Do any lines in the data below contain "xiaoman"? If so, copy every one of them.
═══ Records shown
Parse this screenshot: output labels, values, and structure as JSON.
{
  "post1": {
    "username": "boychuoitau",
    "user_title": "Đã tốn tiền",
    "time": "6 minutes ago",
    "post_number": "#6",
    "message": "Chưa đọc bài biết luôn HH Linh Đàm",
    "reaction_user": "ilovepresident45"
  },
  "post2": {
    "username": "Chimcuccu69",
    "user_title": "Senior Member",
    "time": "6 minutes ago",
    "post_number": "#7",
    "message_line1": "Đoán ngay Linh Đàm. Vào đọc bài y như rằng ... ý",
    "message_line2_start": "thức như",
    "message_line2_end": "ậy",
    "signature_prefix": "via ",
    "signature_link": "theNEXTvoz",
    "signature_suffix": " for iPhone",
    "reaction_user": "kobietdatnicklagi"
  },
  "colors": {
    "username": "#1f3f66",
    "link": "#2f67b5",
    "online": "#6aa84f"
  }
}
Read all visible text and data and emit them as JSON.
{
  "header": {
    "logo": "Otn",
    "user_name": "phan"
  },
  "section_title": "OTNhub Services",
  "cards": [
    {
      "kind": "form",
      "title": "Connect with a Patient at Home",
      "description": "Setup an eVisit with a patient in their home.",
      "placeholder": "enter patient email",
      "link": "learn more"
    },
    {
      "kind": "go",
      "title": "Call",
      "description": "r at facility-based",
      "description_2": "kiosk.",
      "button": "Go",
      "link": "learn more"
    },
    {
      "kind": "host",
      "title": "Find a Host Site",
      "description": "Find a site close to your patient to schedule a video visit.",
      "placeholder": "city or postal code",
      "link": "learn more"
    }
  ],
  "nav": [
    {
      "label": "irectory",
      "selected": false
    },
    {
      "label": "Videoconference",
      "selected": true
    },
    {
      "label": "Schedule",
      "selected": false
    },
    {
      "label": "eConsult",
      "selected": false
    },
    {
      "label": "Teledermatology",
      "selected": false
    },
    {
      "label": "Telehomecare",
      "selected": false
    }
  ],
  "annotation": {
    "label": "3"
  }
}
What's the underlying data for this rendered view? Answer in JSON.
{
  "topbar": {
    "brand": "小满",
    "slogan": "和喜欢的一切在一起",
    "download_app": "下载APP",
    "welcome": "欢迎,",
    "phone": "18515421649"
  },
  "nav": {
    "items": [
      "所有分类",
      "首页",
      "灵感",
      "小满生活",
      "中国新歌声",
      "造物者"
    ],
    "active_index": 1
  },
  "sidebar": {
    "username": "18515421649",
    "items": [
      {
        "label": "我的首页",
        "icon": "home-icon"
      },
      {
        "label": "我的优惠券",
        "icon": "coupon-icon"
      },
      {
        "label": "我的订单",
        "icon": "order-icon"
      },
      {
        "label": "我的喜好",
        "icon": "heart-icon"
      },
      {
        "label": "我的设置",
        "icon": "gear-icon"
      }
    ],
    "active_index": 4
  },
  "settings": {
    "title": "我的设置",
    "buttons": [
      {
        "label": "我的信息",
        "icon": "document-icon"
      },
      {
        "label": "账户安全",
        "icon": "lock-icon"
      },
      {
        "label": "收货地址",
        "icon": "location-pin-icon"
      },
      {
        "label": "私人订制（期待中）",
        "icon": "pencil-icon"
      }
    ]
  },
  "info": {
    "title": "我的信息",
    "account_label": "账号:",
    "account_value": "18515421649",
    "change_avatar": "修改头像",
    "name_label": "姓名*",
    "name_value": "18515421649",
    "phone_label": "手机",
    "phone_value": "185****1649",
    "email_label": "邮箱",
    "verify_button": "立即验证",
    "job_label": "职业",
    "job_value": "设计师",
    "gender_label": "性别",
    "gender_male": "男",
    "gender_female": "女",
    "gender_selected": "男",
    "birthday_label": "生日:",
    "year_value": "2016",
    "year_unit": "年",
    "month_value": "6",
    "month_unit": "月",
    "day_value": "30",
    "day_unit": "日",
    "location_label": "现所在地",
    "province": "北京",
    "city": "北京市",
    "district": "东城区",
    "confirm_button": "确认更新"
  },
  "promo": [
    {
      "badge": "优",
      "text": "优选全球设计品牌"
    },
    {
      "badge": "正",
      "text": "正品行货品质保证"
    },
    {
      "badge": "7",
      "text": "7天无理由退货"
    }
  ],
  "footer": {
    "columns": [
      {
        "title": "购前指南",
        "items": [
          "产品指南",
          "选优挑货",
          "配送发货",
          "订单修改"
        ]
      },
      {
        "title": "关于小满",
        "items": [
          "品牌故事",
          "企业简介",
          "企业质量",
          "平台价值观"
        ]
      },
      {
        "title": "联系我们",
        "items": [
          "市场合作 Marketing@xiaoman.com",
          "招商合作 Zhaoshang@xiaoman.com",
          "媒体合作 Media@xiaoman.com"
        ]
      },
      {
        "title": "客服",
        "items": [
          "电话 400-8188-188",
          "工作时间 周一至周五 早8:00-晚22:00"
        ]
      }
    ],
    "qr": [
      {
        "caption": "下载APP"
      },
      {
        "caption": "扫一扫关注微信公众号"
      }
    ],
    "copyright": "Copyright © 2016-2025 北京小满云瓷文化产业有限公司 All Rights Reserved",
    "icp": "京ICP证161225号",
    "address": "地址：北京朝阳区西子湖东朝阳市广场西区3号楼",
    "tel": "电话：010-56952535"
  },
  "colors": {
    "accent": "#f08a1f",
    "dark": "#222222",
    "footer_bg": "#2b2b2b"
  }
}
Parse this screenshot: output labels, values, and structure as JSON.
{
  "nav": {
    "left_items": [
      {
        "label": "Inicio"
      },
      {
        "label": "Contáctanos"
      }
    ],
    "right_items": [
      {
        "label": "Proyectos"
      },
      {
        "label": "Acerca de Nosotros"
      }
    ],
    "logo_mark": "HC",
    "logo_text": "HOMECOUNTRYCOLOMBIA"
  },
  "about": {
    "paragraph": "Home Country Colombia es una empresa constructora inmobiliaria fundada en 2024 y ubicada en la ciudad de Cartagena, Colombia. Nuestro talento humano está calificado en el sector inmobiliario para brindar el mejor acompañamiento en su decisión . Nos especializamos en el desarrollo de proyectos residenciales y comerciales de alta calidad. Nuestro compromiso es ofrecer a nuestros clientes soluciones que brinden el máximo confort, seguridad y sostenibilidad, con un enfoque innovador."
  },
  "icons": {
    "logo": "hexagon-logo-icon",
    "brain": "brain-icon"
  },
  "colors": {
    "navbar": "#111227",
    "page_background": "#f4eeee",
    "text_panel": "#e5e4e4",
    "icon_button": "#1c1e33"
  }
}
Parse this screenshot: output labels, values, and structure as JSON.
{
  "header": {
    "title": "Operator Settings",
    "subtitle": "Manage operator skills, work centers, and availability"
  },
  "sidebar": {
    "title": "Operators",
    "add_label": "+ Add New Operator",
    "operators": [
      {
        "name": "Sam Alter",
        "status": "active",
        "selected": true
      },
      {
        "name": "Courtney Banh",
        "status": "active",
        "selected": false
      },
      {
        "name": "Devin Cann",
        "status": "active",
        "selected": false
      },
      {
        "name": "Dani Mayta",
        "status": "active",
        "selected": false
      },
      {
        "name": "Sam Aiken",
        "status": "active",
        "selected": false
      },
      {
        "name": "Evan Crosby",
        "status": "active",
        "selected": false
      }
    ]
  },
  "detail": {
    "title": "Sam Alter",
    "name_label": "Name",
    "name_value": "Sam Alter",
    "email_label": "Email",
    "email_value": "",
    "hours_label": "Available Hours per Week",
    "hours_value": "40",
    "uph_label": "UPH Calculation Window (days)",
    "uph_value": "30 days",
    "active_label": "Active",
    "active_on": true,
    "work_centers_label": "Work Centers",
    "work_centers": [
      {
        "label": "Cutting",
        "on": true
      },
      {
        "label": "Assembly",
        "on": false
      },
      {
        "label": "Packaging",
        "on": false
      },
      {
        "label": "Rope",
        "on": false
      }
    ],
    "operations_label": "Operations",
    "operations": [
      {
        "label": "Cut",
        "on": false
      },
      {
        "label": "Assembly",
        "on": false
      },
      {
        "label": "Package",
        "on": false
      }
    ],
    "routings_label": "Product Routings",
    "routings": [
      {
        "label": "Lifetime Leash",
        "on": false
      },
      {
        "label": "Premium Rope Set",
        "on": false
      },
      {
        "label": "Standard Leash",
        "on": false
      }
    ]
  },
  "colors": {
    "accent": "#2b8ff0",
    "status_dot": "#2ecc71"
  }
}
══════
Answer below -
          "市场合作 Marketing@xiaoman.com",
          "招商合作 Zhaoshang@xiaoman.com",
          "媒体合作 Media@xiaoman.com"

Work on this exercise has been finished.